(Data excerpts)
****

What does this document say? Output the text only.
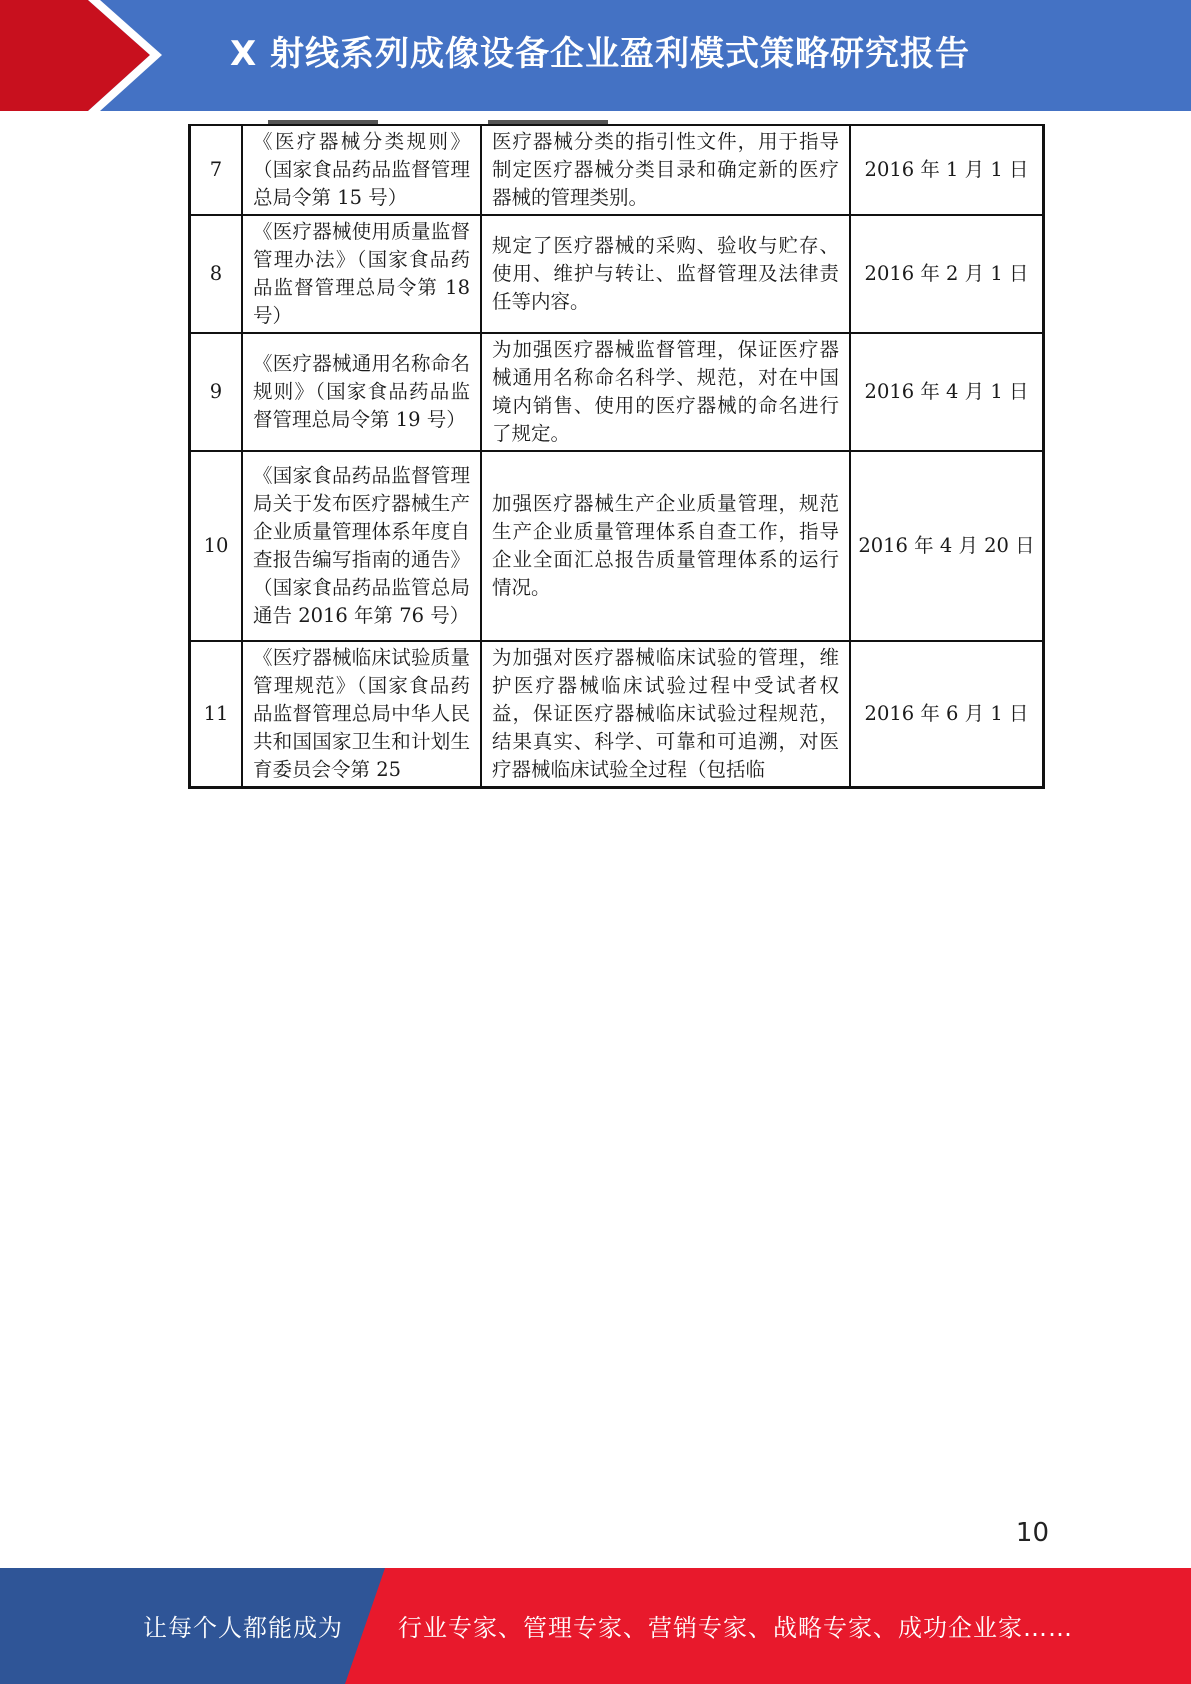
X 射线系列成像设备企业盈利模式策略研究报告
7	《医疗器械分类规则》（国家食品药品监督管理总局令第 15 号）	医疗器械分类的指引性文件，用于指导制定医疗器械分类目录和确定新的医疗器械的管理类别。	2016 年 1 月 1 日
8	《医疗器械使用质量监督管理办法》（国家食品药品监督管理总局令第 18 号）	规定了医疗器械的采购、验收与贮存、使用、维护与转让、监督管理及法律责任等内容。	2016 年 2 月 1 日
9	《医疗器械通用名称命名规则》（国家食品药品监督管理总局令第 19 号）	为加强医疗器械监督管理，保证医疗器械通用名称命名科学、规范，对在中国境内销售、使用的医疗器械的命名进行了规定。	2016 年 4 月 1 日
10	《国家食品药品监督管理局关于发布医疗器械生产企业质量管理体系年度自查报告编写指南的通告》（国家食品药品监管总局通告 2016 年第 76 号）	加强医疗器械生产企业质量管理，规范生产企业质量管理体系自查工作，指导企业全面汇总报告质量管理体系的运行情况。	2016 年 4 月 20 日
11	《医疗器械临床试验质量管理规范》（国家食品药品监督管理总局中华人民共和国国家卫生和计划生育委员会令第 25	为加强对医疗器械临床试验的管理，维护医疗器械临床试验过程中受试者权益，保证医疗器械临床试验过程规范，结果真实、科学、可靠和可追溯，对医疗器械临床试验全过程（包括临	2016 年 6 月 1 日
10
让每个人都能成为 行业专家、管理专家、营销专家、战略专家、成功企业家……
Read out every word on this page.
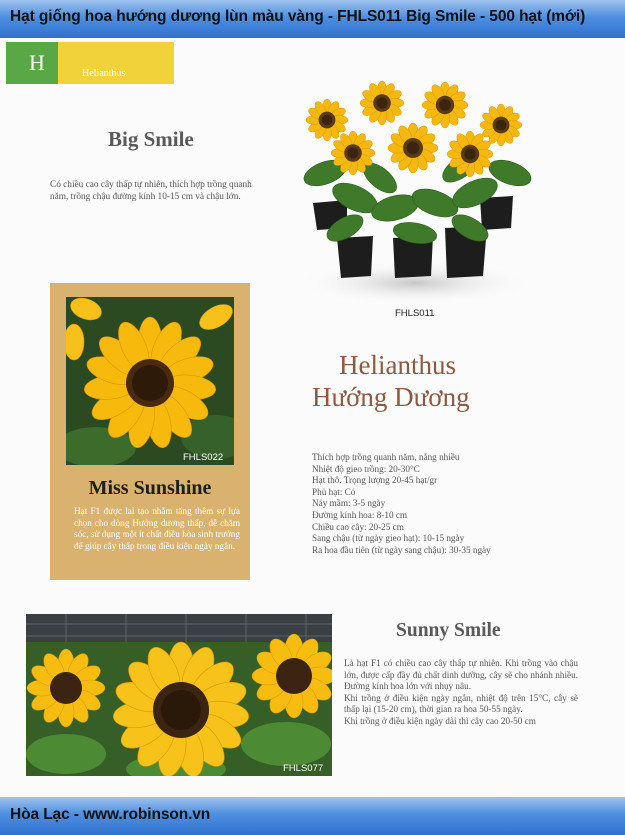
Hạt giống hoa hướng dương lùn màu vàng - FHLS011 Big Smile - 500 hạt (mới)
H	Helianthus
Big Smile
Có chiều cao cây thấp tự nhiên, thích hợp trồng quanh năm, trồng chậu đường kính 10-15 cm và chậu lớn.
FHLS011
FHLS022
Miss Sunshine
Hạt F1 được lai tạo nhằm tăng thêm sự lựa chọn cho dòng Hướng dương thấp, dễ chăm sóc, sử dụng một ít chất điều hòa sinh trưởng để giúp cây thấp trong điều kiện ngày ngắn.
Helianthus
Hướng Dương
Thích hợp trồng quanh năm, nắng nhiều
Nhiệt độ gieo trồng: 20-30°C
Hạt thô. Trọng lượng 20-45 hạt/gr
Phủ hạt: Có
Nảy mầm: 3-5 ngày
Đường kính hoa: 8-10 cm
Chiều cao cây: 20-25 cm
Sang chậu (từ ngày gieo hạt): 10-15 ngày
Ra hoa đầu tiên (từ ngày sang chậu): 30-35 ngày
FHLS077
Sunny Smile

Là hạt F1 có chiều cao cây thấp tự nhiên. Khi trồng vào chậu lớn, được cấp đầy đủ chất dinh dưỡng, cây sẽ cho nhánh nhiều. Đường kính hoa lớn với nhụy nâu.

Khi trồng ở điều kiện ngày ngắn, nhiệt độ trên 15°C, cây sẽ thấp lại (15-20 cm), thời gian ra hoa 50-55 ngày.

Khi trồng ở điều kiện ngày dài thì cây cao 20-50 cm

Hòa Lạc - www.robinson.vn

****

◆ Task objective
Look through the data above. Find each line with the string "kiện" and copy it.

◆ Result
Hạt F1 được lai tạo nhằm tăng thêm sự lựa chọn cho dòng Hướng dương thấp, dễ chăm sóc, sử dụng một ít chất điều hòa sinh trưởng để giúp cây thấp trong điều kiện ngày ngắn.
Khi trồng ở điều kiện ngày ngắn, nhiệt độ trên 15°C, cây sẽ thấp lại (15-20 cm), thời gian ra hoa 50-55 ngày.
Khi trồng ở điều kiện ngày dài thì cây cao 20-50 cm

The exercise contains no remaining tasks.